> Dataset records
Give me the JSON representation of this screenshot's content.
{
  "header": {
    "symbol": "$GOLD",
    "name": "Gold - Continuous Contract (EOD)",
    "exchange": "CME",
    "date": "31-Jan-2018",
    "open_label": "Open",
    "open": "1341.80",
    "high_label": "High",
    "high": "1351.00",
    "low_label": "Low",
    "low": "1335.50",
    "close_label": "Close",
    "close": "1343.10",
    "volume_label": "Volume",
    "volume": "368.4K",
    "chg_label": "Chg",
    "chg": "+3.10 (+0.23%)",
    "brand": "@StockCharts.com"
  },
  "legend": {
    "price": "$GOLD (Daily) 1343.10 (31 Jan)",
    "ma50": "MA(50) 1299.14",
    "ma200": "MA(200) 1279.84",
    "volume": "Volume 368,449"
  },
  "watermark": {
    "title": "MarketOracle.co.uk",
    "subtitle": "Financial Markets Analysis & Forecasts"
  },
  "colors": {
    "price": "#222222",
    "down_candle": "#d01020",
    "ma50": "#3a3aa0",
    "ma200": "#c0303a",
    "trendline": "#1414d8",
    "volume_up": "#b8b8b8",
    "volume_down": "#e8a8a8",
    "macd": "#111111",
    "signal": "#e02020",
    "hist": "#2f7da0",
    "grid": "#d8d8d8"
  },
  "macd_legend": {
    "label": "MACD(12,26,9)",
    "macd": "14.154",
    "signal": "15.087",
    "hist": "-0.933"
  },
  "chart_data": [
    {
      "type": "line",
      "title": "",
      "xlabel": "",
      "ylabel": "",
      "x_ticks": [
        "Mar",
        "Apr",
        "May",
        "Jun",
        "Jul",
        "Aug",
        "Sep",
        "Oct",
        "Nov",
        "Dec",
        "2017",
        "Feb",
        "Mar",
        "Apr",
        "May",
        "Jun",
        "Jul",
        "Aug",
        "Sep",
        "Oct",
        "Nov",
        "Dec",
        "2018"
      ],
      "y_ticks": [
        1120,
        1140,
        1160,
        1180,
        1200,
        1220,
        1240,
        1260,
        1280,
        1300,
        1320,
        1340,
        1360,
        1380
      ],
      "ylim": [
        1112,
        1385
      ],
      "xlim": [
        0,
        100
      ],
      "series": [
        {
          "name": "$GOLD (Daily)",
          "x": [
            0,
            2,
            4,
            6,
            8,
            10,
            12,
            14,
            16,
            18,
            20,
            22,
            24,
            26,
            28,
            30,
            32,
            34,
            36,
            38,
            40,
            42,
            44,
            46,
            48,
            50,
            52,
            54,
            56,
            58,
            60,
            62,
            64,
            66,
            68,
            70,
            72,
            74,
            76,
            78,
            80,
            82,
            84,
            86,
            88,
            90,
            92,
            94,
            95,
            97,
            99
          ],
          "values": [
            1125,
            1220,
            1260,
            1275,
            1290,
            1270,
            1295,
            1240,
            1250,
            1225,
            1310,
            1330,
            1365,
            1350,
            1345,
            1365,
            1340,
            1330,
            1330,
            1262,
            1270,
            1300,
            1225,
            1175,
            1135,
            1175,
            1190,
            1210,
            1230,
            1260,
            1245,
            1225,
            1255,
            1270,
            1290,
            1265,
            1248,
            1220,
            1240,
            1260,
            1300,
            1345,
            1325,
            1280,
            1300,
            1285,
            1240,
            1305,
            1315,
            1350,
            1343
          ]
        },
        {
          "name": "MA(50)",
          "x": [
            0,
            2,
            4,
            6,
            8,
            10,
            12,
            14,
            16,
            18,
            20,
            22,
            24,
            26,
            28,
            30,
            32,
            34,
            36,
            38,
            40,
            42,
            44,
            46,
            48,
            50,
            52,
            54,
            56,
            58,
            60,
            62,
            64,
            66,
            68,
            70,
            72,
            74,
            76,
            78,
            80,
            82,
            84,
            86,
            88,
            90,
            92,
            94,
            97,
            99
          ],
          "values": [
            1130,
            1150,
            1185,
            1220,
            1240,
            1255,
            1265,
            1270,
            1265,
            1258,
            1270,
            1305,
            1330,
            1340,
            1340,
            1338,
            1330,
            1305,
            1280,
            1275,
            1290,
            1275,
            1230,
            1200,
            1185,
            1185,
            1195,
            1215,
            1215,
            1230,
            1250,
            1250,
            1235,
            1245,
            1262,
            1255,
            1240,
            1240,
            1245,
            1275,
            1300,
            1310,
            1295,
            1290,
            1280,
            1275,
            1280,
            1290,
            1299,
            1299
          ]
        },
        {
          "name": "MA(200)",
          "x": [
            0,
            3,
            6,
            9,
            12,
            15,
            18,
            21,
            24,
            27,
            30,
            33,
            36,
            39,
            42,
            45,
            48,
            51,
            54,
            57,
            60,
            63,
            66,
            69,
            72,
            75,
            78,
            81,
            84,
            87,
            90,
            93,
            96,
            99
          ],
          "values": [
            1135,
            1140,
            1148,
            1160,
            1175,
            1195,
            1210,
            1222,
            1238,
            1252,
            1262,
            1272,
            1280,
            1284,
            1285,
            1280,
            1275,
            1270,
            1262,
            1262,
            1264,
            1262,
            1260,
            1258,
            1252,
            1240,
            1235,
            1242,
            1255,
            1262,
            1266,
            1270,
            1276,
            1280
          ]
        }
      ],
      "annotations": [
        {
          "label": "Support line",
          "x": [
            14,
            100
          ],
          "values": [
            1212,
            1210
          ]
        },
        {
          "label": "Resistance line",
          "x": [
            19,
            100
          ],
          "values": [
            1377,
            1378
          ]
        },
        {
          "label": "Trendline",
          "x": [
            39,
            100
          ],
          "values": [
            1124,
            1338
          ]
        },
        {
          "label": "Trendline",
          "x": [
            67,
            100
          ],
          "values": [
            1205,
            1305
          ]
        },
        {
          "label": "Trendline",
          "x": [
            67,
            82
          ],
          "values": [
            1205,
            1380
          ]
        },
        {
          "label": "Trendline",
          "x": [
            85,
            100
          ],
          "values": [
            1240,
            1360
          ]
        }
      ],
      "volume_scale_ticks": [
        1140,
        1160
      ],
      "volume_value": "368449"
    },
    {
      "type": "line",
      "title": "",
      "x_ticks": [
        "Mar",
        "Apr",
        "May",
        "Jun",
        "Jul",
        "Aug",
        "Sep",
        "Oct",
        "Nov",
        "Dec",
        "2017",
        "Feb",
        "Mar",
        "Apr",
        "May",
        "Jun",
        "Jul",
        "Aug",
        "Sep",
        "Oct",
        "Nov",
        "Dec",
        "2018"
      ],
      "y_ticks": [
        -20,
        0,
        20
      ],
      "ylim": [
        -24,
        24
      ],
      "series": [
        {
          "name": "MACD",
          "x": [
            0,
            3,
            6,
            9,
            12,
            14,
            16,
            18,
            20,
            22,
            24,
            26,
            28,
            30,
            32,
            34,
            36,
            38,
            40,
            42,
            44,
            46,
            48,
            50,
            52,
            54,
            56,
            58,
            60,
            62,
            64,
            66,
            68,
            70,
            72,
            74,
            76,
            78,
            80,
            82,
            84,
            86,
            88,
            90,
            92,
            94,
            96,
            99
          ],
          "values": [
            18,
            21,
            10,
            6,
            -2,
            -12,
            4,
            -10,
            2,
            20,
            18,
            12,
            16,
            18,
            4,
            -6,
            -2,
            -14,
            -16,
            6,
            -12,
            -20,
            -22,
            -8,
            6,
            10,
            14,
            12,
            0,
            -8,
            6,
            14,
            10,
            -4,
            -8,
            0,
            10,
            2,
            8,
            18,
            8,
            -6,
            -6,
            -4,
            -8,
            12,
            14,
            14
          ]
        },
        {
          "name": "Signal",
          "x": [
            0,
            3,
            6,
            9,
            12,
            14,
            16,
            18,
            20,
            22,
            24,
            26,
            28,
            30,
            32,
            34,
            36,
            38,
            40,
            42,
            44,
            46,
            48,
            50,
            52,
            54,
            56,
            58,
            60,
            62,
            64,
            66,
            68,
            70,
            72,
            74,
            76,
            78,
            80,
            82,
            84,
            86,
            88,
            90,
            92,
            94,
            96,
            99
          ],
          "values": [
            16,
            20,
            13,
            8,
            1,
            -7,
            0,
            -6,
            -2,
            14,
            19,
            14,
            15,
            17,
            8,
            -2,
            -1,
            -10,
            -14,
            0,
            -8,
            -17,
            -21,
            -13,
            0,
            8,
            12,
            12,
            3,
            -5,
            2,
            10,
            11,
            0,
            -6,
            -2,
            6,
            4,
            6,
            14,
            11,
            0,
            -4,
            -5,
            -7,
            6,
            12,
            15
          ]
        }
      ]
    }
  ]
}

> Short task
Determine the number of lines in the listing that contain the string "price". Write that number and nothing else.

> Complete response
2